Render the entries from the line with "Itemize the components" to the line with "modbus-tcp-window: MODBUS/TCP测试工具（客户端模式）V1.2 ‒" as a two-column CSV headed instruction and output. Give one row for each instruction with its output, putting each in a single quoted field and replacing line breaks with spaces.
--- Begin THE INPUT ---
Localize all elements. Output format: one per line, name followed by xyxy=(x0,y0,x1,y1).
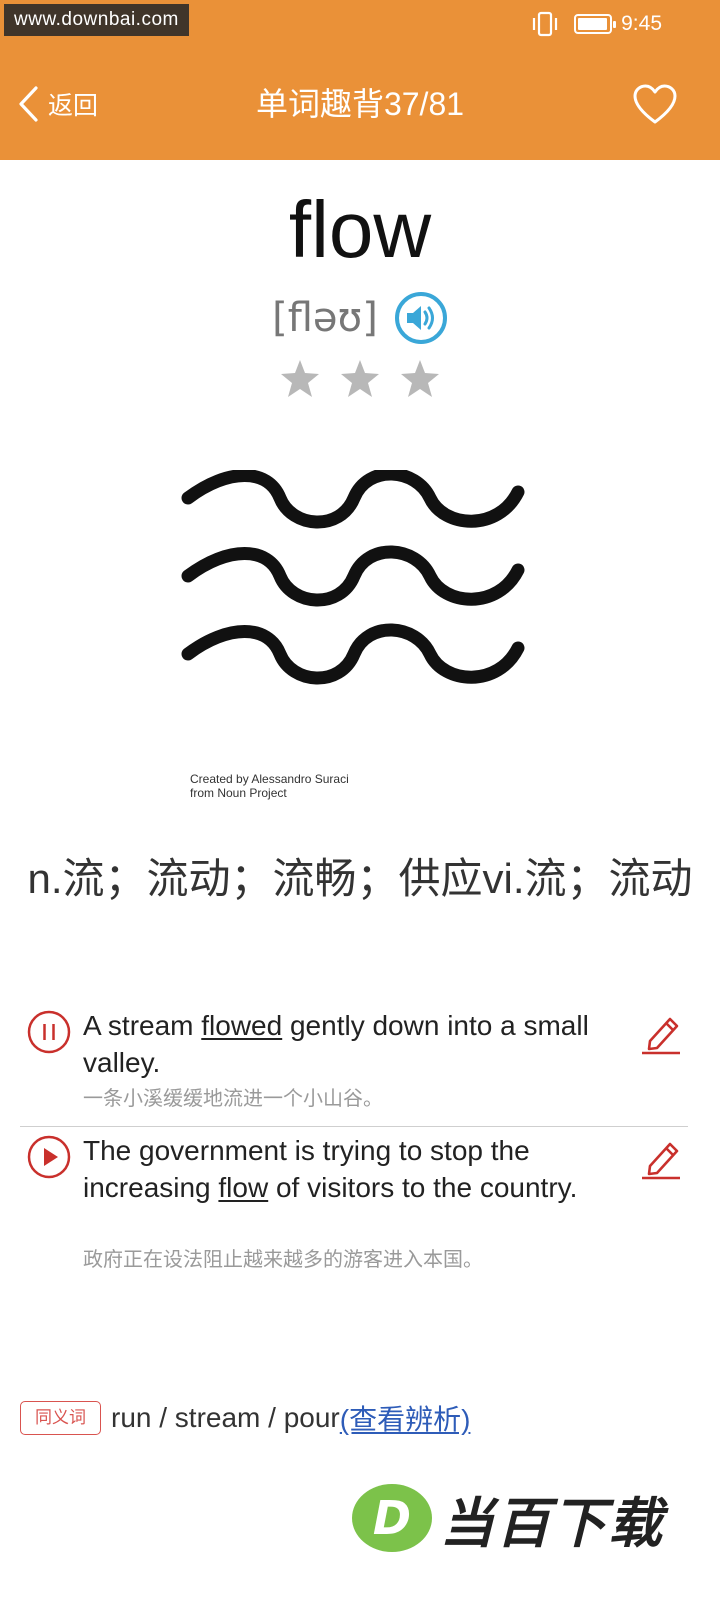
--- End THE INPUT ---
--- Begin THE INPUT ---
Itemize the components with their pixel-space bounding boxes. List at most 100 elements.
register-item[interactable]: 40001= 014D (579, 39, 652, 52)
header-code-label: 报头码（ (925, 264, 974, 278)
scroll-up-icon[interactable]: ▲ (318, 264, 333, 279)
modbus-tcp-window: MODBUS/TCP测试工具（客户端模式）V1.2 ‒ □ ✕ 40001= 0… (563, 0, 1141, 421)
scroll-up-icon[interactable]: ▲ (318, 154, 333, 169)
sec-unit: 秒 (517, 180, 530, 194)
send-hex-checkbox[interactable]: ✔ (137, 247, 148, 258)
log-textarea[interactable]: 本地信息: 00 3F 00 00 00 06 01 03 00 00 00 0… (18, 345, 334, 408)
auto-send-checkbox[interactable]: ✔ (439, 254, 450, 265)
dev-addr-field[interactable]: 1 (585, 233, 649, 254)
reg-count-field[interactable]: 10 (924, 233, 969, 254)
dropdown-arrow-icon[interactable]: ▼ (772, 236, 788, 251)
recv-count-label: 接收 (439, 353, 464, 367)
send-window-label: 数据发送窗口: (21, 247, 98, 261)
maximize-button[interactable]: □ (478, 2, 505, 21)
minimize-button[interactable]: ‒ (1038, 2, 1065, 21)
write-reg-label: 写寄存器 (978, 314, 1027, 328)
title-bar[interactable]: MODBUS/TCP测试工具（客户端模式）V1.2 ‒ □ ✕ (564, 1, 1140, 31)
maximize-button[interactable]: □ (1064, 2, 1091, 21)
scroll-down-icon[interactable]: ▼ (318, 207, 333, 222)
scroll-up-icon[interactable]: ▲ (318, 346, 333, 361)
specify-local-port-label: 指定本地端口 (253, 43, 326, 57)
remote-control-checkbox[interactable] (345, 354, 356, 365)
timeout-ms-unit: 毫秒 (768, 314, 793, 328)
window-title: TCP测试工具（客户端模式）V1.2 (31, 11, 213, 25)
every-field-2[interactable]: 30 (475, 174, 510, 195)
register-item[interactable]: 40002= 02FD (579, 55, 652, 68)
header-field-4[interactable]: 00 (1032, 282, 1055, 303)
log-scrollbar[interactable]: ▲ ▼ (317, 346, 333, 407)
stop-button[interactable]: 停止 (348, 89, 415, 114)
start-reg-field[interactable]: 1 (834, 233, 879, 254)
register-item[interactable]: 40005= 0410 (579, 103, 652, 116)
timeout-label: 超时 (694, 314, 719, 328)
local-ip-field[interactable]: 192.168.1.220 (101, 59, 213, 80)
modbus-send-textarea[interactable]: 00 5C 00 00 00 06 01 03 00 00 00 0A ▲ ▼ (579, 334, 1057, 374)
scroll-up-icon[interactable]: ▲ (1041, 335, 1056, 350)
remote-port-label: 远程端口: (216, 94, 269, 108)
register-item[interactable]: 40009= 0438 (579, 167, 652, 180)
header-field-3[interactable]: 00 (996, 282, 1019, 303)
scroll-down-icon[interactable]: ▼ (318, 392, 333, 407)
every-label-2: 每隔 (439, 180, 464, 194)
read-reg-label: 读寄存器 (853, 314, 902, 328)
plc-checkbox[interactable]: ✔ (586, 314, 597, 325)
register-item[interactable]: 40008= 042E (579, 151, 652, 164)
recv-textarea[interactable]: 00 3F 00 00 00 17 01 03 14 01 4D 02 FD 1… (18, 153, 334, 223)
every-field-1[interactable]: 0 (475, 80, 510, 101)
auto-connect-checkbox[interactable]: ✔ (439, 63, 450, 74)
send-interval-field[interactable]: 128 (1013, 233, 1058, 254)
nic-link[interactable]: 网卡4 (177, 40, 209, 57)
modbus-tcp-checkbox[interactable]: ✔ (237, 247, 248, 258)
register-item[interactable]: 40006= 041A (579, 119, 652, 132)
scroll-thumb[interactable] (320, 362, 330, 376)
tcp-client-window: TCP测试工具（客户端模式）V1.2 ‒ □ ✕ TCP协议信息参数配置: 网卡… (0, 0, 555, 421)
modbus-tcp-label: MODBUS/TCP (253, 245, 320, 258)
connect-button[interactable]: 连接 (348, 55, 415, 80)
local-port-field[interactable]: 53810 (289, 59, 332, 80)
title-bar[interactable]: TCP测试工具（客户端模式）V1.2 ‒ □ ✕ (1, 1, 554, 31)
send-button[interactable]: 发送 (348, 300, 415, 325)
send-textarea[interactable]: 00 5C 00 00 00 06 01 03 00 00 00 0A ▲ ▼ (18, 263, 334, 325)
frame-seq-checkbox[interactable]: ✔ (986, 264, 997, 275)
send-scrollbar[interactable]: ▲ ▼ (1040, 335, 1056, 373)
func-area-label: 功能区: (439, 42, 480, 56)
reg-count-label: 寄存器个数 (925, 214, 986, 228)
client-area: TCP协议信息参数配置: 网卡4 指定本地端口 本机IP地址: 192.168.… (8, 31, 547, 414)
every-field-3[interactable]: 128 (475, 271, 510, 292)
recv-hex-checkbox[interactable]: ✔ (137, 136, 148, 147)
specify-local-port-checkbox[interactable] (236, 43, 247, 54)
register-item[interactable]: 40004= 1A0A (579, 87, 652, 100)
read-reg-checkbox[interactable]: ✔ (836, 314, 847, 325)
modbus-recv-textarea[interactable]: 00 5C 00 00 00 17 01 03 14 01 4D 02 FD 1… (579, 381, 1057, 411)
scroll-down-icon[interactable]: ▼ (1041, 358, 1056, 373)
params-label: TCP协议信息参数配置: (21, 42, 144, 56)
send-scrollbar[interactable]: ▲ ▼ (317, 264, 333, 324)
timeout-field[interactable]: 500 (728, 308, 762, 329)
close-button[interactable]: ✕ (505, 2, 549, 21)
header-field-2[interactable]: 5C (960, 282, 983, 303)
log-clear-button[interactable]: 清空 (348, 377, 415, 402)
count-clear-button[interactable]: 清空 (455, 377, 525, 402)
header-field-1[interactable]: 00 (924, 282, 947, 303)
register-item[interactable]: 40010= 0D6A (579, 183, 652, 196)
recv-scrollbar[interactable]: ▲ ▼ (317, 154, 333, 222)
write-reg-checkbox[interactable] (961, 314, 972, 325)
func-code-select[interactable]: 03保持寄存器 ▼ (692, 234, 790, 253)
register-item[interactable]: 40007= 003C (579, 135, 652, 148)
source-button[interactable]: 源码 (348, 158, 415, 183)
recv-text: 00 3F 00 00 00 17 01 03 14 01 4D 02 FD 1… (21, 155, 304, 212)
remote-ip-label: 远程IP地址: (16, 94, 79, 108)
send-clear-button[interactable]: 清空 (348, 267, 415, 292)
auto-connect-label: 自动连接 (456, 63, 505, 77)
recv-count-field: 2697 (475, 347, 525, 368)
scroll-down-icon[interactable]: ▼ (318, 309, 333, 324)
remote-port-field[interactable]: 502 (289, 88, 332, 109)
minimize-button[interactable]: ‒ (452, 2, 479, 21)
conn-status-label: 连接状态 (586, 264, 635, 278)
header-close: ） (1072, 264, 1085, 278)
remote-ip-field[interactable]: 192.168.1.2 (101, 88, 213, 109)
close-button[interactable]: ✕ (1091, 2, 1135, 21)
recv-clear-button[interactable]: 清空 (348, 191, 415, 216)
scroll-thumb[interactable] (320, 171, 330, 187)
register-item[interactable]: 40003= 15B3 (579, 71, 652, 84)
--- End THE INPUT ---
--- Begin THE INPUT ---
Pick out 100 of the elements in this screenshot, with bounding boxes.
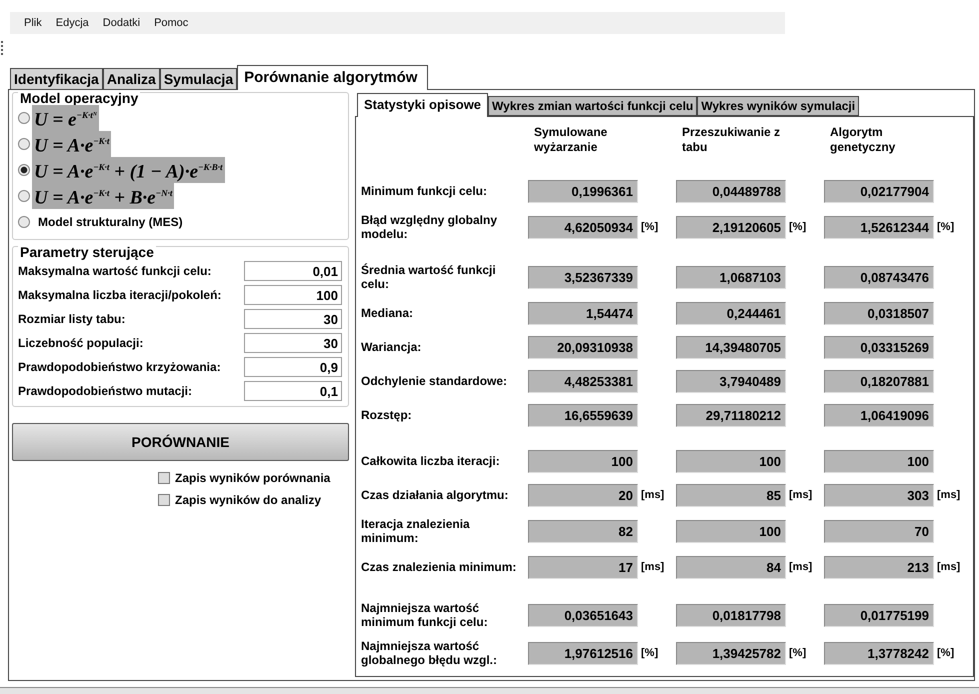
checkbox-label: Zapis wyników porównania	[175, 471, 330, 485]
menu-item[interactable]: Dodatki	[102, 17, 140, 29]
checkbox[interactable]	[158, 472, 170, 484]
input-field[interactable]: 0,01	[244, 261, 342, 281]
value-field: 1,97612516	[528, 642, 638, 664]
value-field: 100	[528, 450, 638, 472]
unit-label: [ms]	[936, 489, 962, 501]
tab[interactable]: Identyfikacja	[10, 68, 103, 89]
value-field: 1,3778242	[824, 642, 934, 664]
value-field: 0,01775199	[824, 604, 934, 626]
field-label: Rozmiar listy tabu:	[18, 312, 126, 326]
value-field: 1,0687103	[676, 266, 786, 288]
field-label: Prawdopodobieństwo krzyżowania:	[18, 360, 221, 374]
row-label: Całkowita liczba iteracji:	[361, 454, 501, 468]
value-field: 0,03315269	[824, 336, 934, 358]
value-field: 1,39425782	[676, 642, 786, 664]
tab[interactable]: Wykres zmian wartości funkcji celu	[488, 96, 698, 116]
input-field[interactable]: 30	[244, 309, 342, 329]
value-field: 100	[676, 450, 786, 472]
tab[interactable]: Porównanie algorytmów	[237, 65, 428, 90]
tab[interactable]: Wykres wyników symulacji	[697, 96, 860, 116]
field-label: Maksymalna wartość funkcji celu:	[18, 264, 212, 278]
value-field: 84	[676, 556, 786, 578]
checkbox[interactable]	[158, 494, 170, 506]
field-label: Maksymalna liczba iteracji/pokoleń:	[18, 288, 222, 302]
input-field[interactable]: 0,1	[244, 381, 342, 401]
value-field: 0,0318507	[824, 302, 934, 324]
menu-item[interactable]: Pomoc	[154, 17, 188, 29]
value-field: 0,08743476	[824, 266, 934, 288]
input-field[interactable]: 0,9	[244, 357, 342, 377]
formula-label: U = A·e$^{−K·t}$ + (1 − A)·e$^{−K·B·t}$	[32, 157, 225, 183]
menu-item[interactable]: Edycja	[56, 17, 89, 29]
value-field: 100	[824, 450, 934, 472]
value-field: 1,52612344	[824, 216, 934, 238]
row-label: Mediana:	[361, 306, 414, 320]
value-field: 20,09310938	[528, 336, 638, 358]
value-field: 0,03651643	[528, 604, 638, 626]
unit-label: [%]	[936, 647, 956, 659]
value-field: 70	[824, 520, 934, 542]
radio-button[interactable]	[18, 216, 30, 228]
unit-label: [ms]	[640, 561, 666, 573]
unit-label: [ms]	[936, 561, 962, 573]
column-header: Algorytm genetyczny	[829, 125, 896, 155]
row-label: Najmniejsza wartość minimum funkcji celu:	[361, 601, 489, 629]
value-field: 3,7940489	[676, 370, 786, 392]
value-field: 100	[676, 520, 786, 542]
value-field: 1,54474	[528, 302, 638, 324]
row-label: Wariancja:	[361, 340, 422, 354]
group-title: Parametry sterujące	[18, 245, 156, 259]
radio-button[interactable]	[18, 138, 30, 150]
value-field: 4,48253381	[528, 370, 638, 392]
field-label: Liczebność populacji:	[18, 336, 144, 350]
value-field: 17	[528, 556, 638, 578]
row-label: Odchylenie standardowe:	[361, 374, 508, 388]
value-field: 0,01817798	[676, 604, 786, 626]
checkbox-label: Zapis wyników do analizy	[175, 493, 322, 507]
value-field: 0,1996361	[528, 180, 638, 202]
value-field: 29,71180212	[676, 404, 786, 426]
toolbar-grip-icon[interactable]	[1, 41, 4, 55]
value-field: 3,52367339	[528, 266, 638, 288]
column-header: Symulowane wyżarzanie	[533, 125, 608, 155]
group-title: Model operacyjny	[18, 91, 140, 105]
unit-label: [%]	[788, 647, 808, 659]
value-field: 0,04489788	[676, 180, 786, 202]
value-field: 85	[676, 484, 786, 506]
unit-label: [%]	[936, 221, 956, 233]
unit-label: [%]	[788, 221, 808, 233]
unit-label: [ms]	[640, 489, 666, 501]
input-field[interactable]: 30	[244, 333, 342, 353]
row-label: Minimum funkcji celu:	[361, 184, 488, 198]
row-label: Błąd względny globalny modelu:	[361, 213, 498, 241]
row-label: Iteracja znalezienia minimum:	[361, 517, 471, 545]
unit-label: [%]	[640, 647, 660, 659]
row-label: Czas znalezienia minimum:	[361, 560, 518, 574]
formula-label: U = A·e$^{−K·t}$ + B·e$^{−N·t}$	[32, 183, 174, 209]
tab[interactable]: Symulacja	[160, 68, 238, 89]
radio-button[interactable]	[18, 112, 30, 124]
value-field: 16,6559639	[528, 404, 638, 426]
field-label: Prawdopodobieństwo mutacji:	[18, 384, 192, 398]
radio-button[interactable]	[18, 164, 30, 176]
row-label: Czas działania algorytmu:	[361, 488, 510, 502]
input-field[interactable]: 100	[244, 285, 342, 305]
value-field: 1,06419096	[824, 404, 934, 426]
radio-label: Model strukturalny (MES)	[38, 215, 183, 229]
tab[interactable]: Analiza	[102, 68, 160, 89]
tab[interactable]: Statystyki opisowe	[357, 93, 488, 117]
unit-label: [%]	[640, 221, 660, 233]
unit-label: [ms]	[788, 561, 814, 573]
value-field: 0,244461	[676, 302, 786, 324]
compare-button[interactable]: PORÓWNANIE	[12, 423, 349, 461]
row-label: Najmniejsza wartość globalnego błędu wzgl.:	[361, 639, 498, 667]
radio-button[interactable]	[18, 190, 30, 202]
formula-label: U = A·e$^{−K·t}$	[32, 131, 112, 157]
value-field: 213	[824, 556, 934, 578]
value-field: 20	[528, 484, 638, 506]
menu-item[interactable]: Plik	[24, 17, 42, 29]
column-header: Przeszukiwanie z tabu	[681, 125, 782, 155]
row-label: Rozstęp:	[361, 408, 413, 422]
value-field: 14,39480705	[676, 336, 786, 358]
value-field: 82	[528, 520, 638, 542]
--- End THE INPUT ---
#### [CORRECT RESPONSE]
instruction,output
"Itemize the components with their pixel-space bounding boxes. List at most 100 elements.","register-item[interactable]: 40001= 014D (579, 39, 652, 52) header-code-label: 报头码（ (925, 264, 974, 278) scroll-up-icon[interactable]: ▲ (318, 264, 333, 279) modbus-tcp-window: MODBUS/TCP测试工具（客户端模式）V1.2 ‒ □ ✕ 40001= 0… (563, 0, 1141, 421)"